La reverse supply chain

Si la transition vers l’économie circulaire se révèle complexe, c’est qu’elle compte plusieurs obstacles : « coût de collecte des produits usagés trop élevé, processus de recyclage encore très complexes pour certaines matières, demande fluctuante… », indique Rémy Le Moigne. Des embûches ressenties sur les trois maillons de la chaîne : le premier, celui de la logistique inverse, consistant à aller chercher les produits usagés (la récolte), le second, à les recycler (la rénovation), et le troisième à les remettre sur le marché (la revente). Les deux derniers maillons demandent encore « certaines améliorations » explique ce dernier : « On éprouve des difficultés dans la rénovation du plastique par exemple car aujourd’hui les technologies ne sont pas toujours au point », ainsi que dans la revente qui, si elle fonctionne très bien sur certains produits à l’instar du papier, s’avère plus subtile à réaliser sur d’autres : « On a ainsi plus de mal à vendre des pneus réchapés que des neufs ».

#### Lignes fournies:
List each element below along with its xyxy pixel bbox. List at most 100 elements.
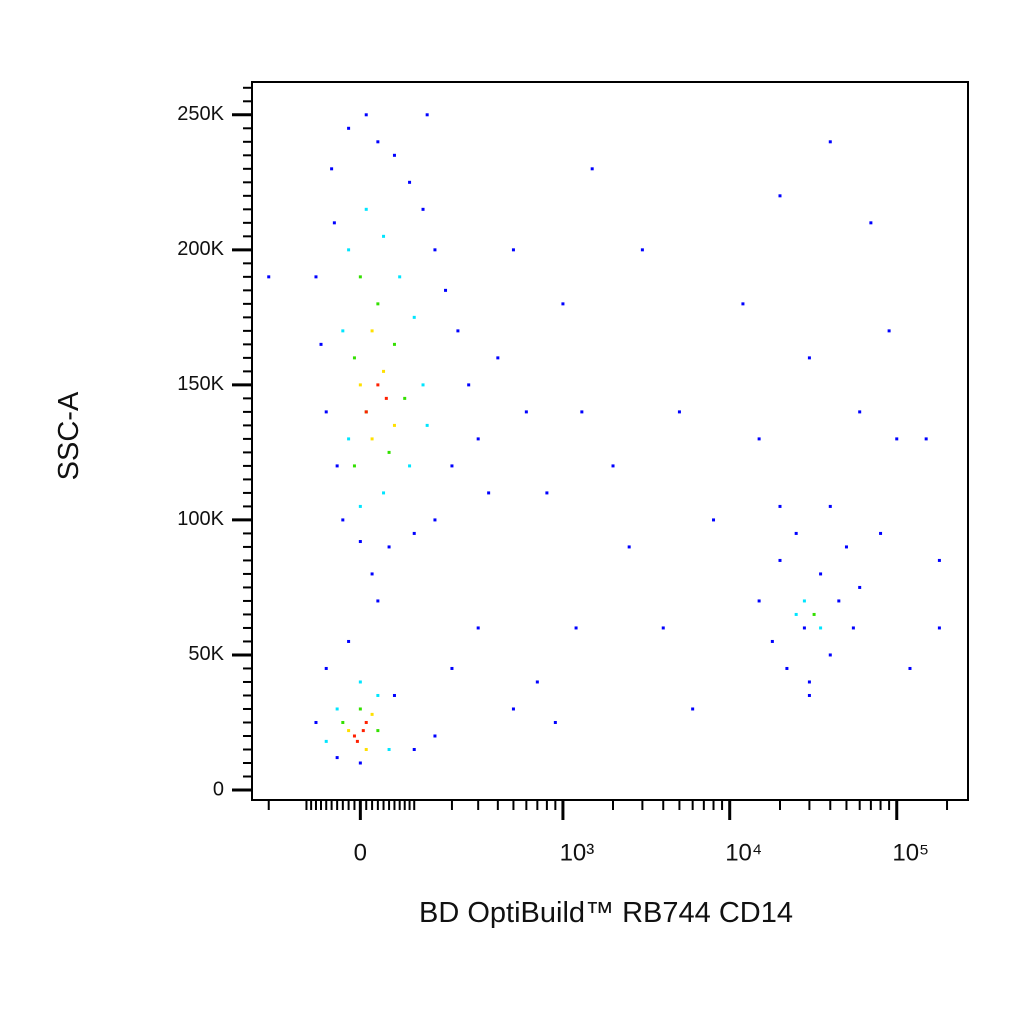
--
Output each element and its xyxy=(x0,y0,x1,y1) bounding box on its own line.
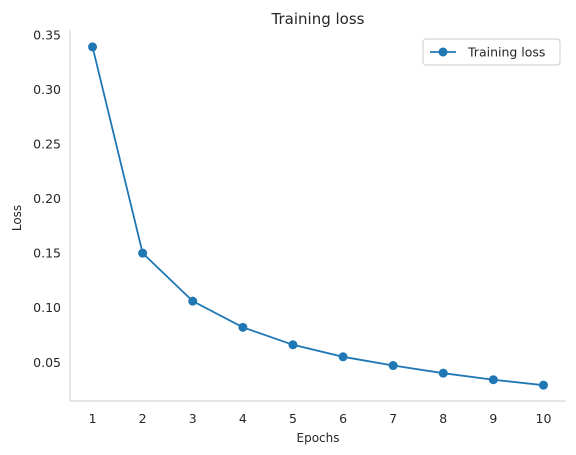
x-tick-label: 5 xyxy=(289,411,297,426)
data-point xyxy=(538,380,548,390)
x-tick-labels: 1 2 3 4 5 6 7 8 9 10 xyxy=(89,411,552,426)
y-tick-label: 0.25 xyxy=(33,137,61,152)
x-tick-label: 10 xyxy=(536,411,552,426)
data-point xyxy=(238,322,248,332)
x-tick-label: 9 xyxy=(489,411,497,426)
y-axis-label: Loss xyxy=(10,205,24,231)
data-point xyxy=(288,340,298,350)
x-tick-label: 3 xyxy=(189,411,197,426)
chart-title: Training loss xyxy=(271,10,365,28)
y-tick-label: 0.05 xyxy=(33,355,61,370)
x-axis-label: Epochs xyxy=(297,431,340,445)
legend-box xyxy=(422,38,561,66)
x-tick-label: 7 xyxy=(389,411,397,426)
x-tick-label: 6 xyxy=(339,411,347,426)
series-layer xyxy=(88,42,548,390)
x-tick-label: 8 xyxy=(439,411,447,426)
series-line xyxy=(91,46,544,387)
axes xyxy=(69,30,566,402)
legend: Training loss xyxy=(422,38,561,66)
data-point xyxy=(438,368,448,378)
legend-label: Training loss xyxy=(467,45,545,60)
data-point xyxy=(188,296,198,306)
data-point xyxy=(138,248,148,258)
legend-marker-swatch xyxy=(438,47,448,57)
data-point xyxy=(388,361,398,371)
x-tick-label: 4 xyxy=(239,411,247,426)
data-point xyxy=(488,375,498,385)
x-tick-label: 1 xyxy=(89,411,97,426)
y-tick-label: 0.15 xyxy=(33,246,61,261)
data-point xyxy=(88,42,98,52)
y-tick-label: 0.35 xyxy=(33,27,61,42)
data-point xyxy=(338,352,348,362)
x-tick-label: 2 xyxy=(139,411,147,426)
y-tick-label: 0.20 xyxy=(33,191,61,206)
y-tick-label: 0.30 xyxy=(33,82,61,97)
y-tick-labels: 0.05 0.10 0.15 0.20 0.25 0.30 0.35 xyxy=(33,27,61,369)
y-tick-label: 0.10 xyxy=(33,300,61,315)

#### Travail à faire:
**1.** D'après le texte sur la reverse supply chain, pour quel produit la revente fonctionne-t-elle très bien ?
**2.** Prolongez le texte sur la reverse supply chain à partir de sa dernière phrase.
Les lignes fournies ne servent à rien ici.

#### Réponses:
**1.** Le papier.

**2.**
Mais là où le bât blesse le plus, selon lui, c’est dans le premier maillon, et sa complexe gestion de retours des produits. Car « si, dans une supply chain, les entreprises choisissent ou connaissent la qualité, la quantité et les délais de livraison des produits qu’elles commandent à leurs fournisseurs, dans une reverse supply chain, elles ont un choix beaucoup plus limité. Elles sont souvent approvisionnées en produits dont elles ne choisissent ni la qualité, ni la quantité ni encore les délais de livraison », détaille Rémy Le Moigne dans son ouvrage. D’autant que la logistique inverse est aujourd’hui rarement la priorité des entreprises : « Pour les industriels, l’optimisation de la chaîne logistique s’arrête lorsque le produit est vendu. Il en existe peu qui ont mis en place une direction de la logistique inverse », observait-il lors des derniers Rendez-Vous Déméter.

 

Est-il alors plus intéressant de conserver sa reverse logistic en interne ou de la confier à des prestataires ? « Dans la plupart des cas, il vaut mieux la sous-traiter pour plusieurs raisons. Pour la majorité des produits il est difficile d’optimiser les flux retours car ils peuvent être constitués entre autres de déchets et venir perturber les flux. C’est une logistique différente qui demande une expertise supplémentaire et les industriels préfèrent souvent la sous-traiter à un autre acteur ». Démonstration à l’appui avec IBM qui avait mis en place un réseau de reverse logistic mondial pour gérer ses flux de rapatriement d’ordinateurs et a finalement externalisé cette opération à Geodis, le prestataire logistique ayant en 2008 fait l’acquisition de Global Logistics, plateforme mondiale de pilotage des activités logistiques d’IBM.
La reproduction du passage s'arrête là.